Locate and copy all lines bearing the word "code".

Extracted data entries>
***

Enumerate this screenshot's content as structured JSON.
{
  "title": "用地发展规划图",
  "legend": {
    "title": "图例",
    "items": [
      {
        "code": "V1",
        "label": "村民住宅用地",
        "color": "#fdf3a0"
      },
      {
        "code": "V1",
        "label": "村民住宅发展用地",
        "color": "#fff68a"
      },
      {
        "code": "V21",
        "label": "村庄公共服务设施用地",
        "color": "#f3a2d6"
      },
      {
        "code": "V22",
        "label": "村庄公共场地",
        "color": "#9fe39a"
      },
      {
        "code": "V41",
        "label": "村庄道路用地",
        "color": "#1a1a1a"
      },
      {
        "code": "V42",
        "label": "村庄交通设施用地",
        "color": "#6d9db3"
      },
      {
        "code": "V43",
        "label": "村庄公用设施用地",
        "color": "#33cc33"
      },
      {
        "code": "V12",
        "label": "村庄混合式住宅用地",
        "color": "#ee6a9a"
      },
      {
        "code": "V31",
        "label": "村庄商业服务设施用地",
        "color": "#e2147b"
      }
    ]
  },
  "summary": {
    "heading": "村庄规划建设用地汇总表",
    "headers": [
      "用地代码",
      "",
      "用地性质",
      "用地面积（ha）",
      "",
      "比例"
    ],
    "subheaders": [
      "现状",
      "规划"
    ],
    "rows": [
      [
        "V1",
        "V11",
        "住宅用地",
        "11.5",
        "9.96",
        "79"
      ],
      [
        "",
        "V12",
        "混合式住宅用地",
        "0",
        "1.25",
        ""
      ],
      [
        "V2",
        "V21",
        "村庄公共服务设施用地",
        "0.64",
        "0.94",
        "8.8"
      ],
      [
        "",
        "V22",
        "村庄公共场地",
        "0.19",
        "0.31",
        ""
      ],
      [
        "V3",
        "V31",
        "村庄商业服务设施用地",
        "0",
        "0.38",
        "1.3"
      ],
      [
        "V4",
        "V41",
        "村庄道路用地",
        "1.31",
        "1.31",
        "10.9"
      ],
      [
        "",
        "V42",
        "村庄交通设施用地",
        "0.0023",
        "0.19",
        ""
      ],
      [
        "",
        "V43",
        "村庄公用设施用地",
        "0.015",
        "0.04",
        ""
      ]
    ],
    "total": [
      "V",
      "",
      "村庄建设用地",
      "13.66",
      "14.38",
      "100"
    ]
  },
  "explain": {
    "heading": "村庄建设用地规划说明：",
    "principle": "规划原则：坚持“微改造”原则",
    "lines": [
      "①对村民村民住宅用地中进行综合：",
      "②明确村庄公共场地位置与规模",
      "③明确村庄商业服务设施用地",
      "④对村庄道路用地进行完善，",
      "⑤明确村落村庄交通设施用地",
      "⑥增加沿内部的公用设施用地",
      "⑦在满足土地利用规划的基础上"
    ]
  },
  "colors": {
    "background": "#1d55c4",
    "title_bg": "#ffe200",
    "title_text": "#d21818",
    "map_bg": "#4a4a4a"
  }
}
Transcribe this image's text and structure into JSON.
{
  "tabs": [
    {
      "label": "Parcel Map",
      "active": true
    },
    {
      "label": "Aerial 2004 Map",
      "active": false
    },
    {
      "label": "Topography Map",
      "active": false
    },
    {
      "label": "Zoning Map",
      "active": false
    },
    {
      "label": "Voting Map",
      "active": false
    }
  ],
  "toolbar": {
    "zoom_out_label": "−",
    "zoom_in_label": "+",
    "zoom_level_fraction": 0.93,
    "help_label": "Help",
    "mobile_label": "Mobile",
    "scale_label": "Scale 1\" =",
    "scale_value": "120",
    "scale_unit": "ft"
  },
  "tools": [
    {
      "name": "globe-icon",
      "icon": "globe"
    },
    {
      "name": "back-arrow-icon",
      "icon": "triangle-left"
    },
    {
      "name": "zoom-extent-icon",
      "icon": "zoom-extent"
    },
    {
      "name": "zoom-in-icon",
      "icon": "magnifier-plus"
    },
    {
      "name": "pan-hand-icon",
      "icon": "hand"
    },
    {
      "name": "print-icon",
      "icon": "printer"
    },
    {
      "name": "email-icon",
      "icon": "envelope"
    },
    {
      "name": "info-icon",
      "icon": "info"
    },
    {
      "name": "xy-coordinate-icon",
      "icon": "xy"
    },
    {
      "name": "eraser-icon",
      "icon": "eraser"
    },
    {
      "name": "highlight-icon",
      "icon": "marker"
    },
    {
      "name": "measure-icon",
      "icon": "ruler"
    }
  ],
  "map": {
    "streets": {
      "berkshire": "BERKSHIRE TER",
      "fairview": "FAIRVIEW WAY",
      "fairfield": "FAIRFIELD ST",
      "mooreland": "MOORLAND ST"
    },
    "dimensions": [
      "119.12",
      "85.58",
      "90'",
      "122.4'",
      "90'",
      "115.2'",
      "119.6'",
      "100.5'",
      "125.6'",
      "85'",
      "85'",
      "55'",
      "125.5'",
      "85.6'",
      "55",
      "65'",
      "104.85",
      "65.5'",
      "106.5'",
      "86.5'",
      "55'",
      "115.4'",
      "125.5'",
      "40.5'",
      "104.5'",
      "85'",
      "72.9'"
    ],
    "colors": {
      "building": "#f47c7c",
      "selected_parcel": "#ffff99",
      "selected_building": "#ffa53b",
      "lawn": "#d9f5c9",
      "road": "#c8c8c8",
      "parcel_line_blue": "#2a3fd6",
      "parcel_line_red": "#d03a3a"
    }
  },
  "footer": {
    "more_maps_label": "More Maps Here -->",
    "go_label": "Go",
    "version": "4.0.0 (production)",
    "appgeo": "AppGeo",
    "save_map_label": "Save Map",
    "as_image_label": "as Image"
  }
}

***

Answer>
        "code": "V1",
        "code": "V1",
        "code": "V21",
        "code": "V22",
        "code": "V41",
        "code": "V42",
        "code": "V43",
        "code": "V12",
        "code": "V31",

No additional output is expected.